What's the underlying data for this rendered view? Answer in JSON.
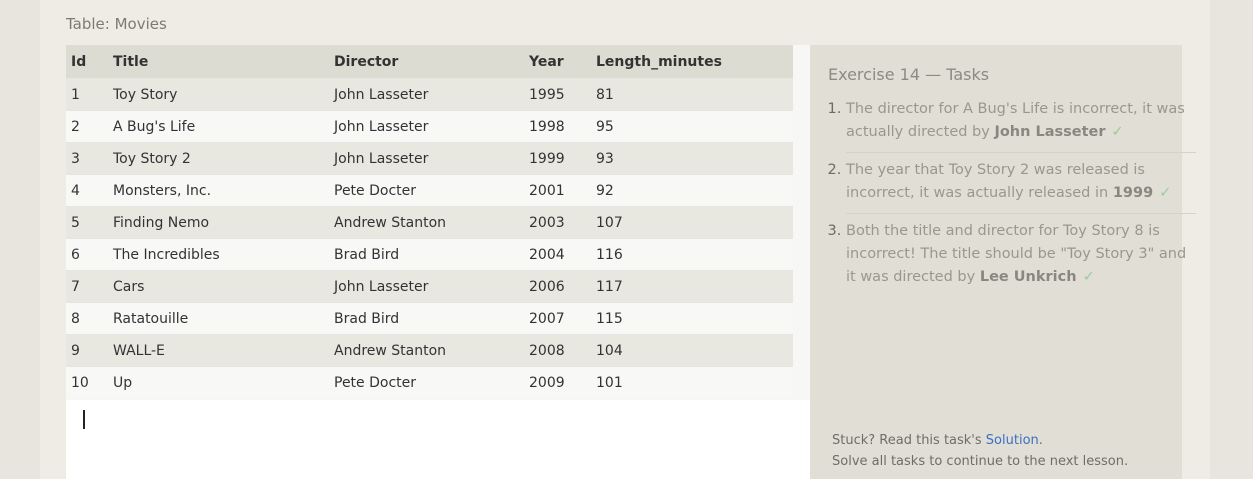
{
  "table_caption": "Table: Movies",
  "columns": [
    "Id",
    "Title",
    "Director",
    "Year",
    "Length_minutes"
  ],
  "rows": [
    [
      "1",
      "Toy Story",
      "John Lasseter",
      "1995",
      "81"
    ],
    [
      "2",
      "A Bug's Life",
      "John Lasseter",
      "1998",
      "95"
    ],
    [
      "3",
      "Toy Story 2",
      "John Lasseter",
      "1999",
      "93"
    ],
    [
      "4",
      "Monsters, Inc.",
      "Pete Docter",
      "2001",
      "92"
    ],
    [
      "5",
      "Finding Nemo",
      "Andrew Stanton",
      "2003",
      "107"
    ],
    [
      "6",
      "The Incredibles",
      "Brad Bird",
      "2004",
      "116"
    ],
    [
      "7",
      "Cars",
      "John Lasseter",
      "2006",
      "117"
    ],
    [
      "8",
      "Ratatouille",
      "Brad Bird",
      "2007",
      "115"
    ],
    [
      "9",
      "WALL-E",
      "Andrew Stanton",
      "2008",
      "104"
    ],
    [
      "10",
      "Up",
      "Pete Docter",
      "2009",
      "101"
    ]
  ],
  "tasks": {
    "title": "Exercise 14 — Tasks",
    "items": [
      {
        "text": "The director for A Bug's Life is incorrect, it was actually directed by ",
        "highlight": "John Lasseter",
        "check": "✓"
      },
      {
        "text": "The year that Toy Story 2 was released is incorrect, it was actually released in ",
        "highlight": "1999",
        "check": "✓"
      },
      {
        "text": "Both the title and director for Toy Story 8 is incorrect! The title should be \"Toy Story 3\" and it was directed by ",
        "highlight": "Lee Unkrich",
        "check": "✓"
      }
    ]
  },
  "footer": {
    "stuck_prefix": "Stuck? Read this task's ",
    "solution_link": "Solution",
    "stuck_suffix": ".",
    "continue_text": "Solve all tasks to continue to the next lesson."
  },
  "scroll_up_icon": "▲",
  "scroll_down_icon": "▼",
  "colors": {
    "header_bg": "#dcdcd2",
    "row_odd": "#e8e8e1",
    "row_even": "#f8f8f6",
    "check": "#9ccc9c",
    "link": "#3d6fc3"
  }
}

**Goal of the exercise:** Return all of the entries exactly as written, but drop any pictures they hold.

**Worked answer:**
What's the underlying data for this rendered view? Answer in JSON.
{
  "table_caption": "Table: Movies",
  "columns": [
    "Id",
    "Title",
    "Director",
    "Year",
    "Length_minutes"
  ],
  "rows": [
    [
      "1",
      "Toy Story",
      "John Lasseter",
      "1995",
      "81"
    ],
    [
      "2",
      "A Bug's Life",
      "John Lasseter",
      "1998",
      "95"
    ],
    [
      "3",
      "Toy Story 2",
      "John Lasseter",
      "1999",
      "93"
    ],
    [
      "4",
      "Monsters, Inc.",
      "Pete Docter",
      "2001",
      "92"
    ],
    [
      "5",
      "Finding Nemo",
      "Andrew Stanton",
      "2003",
      "107"
    ],
    [
      "6",
      "The Incredibles",
      "Brad Bird",
      "2004",
      "116"
    ],
    [
      "7",
      "Cars",
      "John Lasseter",
      "2006",
      "117"
    ],
    [
      "8",
      "Ratatouille",
      "Brad Bird",
      "2007",
      "115"
    ],
    [
      "9",
      "WALL-E",
      "Andrew Stanton",
      "2008",
      "104"
    ],
    [
      "10",
      "Up",
      "Pete Docter",
      "2009",
      "101"
    ]
  ],
  "tasks": {
    "title": "Exercise 14 — Tasks",
    "items": [
      {
        "text": "The director for A Bug's Life is incorrect, it was actually directed by ",
        "highlight": "John Lasseter",
        "check": "✓"
      },
      {
        "text": "The year that Toy Story 2 was released is incorrect, it was actually released in ",
        "highlight": "1999",
        "check": "✓"
      },
      {
        "text": "Both the title and director for Toy Story 8 is incorrect! The title should be \"Toy Story 3\" and it was directed by ",
        "highlight": "Lee Unkrich",
        "check": "✓"
      }
    ]
  },
  "footer": {
    "stuck_prefix": "Stuck? Read this task's ",
    "solution_link": "Solution",
    "stuck_suffix": ".",
    "continue_text": "Solve all tasks to continue to the next lesson."
  },
  "scroll_up_icon": "▲",
  "scroll_down_icon": "▼",
  "colors": {
    "header_bg": "#dcdcd2",
    "row_odd": "#e8e8e1",
    "row_even": "#f8f8f6",
    "check": "#9ccc9c",
    "link": "#3d6fc3"
  }
}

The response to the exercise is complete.